- Exercise aim -
Search the material below for the word "JSON" and copy every line in which it occurs.

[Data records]

==*==

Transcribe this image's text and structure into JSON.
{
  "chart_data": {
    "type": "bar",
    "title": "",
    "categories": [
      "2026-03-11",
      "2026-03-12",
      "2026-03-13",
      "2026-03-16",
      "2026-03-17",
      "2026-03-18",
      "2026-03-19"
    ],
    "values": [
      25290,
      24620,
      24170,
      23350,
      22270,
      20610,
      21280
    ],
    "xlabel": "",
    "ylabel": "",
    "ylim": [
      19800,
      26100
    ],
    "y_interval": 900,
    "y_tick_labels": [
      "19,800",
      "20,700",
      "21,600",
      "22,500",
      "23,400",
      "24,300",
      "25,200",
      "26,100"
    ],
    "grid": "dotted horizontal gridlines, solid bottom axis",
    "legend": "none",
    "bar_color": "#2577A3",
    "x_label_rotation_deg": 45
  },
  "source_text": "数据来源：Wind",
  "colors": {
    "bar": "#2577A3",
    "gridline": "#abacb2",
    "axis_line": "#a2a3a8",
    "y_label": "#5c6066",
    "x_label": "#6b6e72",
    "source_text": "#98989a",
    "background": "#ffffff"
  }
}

==*==

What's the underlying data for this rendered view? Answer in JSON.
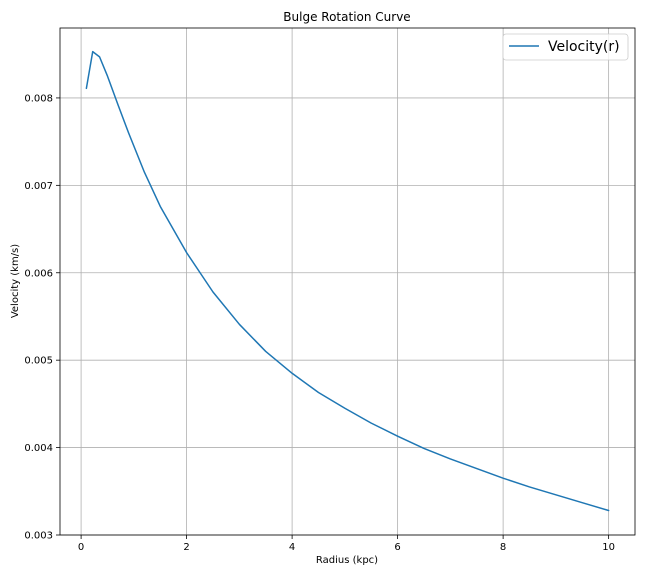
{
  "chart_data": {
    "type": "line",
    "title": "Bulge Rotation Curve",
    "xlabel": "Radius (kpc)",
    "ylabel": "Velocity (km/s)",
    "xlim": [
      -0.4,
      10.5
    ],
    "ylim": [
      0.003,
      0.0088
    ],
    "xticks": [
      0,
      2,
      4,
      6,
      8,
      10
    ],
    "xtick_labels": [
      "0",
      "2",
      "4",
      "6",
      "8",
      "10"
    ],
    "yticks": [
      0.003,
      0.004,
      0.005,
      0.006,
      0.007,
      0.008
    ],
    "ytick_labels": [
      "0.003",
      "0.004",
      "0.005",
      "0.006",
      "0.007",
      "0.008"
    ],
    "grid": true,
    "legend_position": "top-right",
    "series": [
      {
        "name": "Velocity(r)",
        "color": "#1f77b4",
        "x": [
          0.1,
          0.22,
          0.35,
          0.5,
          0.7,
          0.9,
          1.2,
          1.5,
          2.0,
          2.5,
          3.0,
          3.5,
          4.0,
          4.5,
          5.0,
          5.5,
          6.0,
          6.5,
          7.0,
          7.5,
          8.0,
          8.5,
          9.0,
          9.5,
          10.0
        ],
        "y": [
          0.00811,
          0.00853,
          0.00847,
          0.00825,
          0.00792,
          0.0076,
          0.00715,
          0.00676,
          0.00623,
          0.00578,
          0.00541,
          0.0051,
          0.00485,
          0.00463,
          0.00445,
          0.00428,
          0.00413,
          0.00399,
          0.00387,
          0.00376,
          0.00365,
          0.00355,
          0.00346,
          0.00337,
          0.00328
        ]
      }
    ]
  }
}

==*==

- Result for this task -
Transcribe this image's text and structure into JSON.
What's the underlying data for this rendered view? Answer in JSON.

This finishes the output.